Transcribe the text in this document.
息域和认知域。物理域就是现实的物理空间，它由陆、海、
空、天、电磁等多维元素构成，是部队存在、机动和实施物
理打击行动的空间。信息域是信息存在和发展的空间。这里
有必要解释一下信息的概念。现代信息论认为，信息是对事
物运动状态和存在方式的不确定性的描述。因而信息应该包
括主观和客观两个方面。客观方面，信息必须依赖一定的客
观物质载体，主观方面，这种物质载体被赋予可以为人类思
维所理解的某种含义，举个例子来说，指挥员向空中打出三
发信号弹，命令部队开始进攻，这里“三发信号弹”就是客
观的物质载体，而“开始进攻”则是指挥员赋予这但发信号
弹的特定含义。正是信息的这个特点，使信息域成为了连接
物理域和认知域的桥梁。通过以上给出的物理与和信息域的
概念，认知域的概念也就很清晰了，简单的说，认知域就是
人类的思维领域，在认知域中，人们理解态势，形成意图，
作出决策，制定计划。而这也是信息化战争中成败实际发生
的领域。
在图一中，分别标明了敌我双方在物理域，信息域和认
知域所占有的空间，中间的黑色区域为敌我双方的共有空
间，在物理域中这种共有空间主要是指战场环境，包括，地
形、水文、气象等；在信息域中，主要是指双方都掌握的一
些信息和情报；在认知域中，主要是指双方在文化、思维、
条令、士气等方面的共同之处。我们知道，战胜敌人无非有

- - - -

◆ **The request**
Copy out every line of the data above, exactly as given.

◆ **Finished answer**
Transcribe the text in this document.
息域和认知域。物理域就是现实的物理空间，它由陆、海、
空、天、电磁等多维元素构成，是部队存在、机动和实施物
理打击行动的空间。信息域是信息存在和发展的空间。这里
有必要解释一下信息的概念。现代信息论认为，信息是对事
物运动状态和存在方式的不确定性的描述。因而信息应该包
括主观和客观两个方面。客观方面，信息必须依赖一定的客
观物质载体，主观方面，这种物质载体被赋予可以为人类思
维所理解的某种含义，举个例子来说，指挥员向空中打出三
发信号弹，命令部队开始进攻，这里“三发信号弹”就是客
观的物质载体，而“开始进攻”则是指挥员赋予这但发信号
弹的特定含义。正是信息的这个特点，使信息域成为了连接
物理域和认知域的桥梁。通过以上给出的物理与和信息域的
概念，认知域的概念也就很清晰了，简单的说，认知域就是
人类的思维领域，在认知域中，人们理解态势，形成意图，
作出决策，制定计划。而这也是信息化战争中成败实际发生
的领域。
在图一中，分别标明了敌我双方在物理域，信息域和认
知域所占有的空间，中间的黑色区域为敌我双方的共有空
间，在物理域中这种共有空间主要是指战场环境，包括，地
形、水文、气象等；在信息域中，主要是指双方都掌握的一
些信息和情报；在认知域中，主要是指双方在文化、思维、
条令、士气等方面的共同之处。我们知道，战胜敌人无非有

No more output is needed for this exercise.